--- START ---

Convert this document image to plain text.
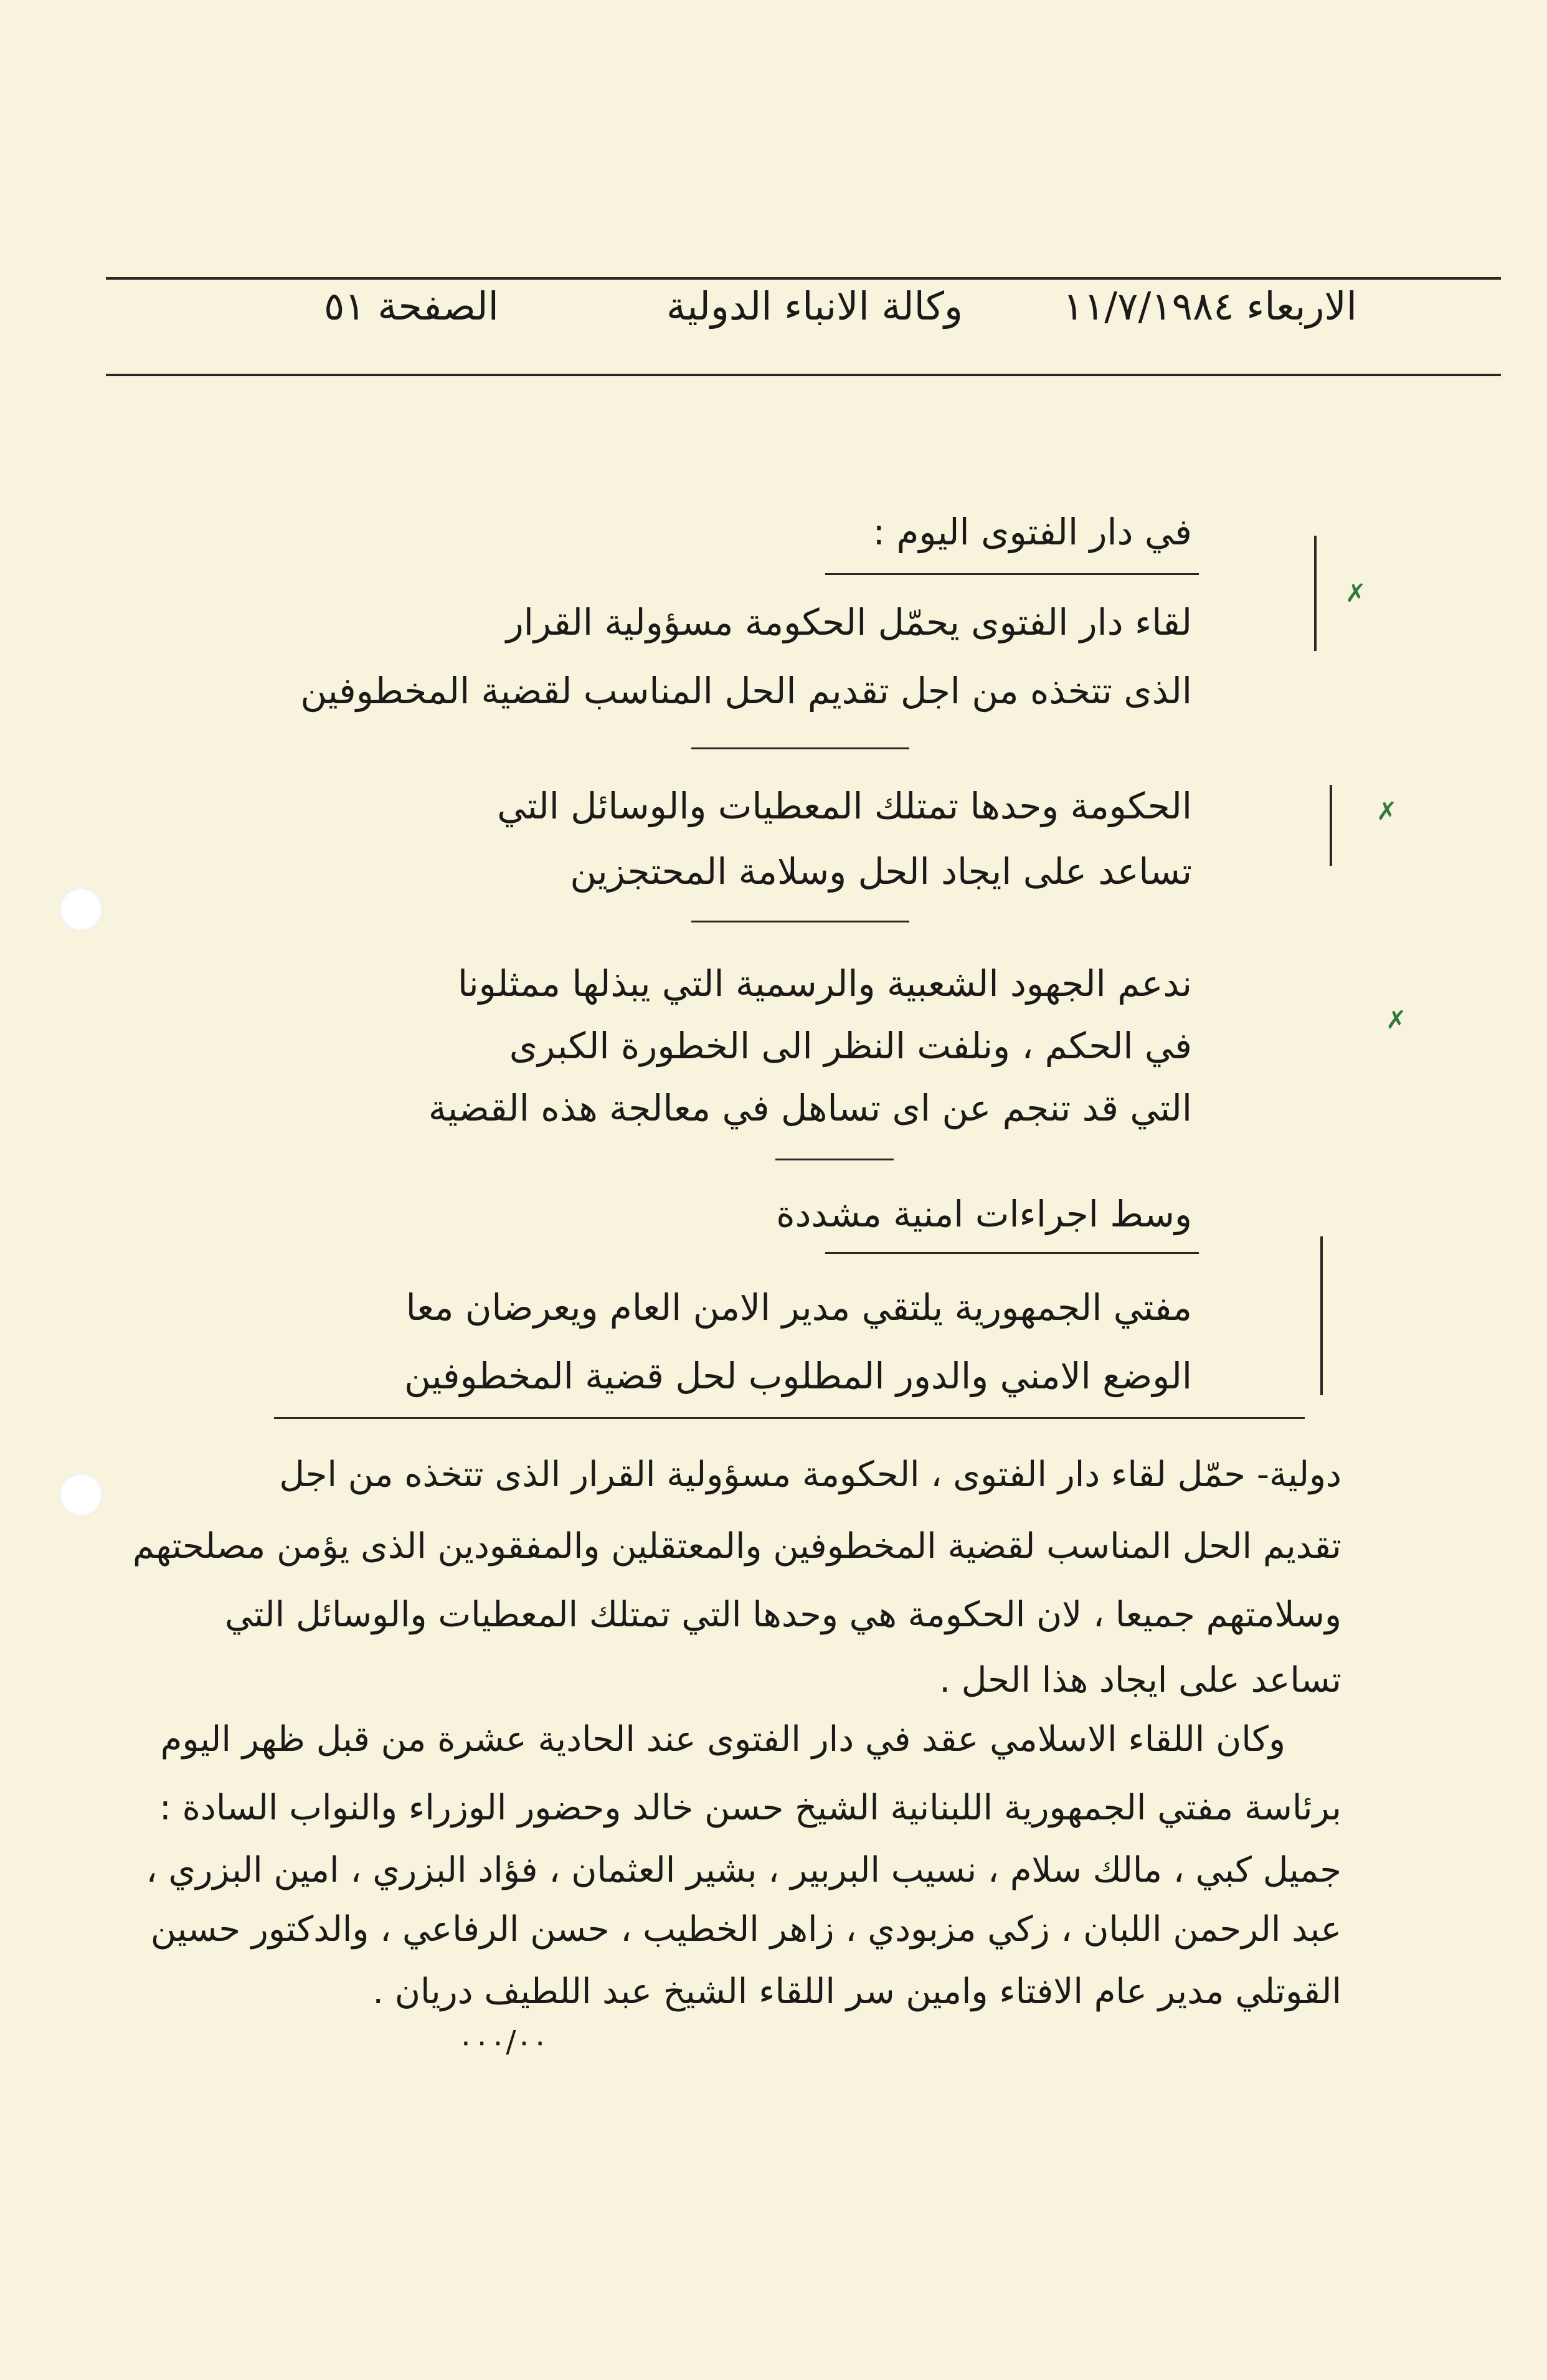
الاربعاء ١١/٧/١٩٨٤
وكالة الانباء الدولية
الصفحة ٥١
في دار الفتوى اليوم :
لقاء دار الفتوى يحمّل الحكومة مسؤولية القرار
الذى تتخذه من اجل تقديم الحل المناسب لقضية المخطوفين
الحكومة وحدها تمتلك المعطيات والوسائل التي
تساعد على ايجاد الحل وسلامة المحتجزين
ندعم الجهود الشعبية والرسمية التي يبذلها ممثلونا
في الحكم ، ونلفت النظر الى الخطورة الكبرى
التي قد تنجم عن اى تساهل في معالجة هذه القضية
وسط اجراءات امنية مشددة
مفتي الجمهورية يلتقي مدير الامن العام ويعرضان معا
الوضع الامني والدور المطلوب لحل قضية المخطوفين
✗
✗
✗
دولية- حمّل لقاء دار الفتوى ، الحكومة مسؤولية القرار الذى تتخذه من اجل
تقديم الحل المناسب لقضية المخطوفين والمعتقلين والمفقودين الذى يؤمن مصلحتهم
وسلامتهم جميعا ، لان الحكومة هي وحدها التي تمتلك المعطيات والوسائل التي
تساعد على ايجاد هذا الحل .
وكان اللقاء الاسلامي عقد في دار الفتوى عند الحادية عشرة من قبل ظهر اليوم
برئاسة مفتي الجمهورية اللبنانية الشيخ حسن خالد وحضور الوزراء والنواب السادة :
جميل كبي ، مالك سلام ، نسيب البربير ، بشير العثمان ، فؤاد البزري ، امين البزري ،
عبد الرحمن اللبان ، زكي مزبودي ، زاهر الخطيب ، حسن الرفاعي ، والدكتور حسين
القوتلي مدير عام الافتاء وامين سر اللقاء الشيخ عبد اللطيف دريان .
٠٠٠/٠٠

--- END ---

• _Problem to work on_: Reproduce all entries without any change, and omit the pictures.

• _Answer for this exercise_:
Convert this document image to plain text.
الاربعاء ١١/٧/١٩٨٤
وكالة الانباء الدولية
الصفحة ٥١
في دار الفتوى اليوم :
لقاء دار الفتوى يحمّل الحكومة مسؤولية القرار
الذى تتخذه من اجل تقديم الحل المناسب لقضية المخطوفين
الحكومة وحدها تمتلك المعطيات والوسائل التي
تساعد على ايجاد الحل وسلامة المحتجزين
ندعم الجهود الشعبية والرسمية التي يبذلها ممثلونا
في الحكم ، ونلفت النظر الى الخطورة الكبرى
التي قد تنجم عن اى تساهل في معالجة هذه القضية
وسط اجراءات امنية مشددة
مفتي الجمهورية يلتقي مدير الامن العام ويعرضان معا
الوضع الامني والدور المطلوب لحل قضية المخطوفين
✗
✗
✗
دولية- حمّل لقاء دار الفتوى ، الحكومة مسؤولية القرار الذى تتخذه من اجل
تقديم الحل المناسب لقضية المخطوفين والمعتقلين والمفقودين الذى يؤمن مصلحتهم
وسلامتهم جميعا ، لان الحكومة هي وحدها التي تمتلك المعطيات والوسائل التي
تساعد على ايجاد هذا الحل .
وكان اللقاء الاسلامي عقد في دار الفتوى عند الحادية عشرة من قبل ظهر اليوم
برئاسة مفتي الجمهورية اللبنانية الشيخ حسن خالد وحضور الوزراء والنواب السادة :
جميل كبي ، مالك سلام ، نسيب البربير ، بشير العثمان ، فؤاد البزري ، امين البزري ،
عبد الرحمن اللبان ، زكي مزبودي ، زاهر الخطيب ، حسن الرفاعي ، والدكتور حسين
القوتلي مدير عام الافتاء وامين سر اللقاء الشيخ عبد اللطيف دريان .
٠٠٠/٠٠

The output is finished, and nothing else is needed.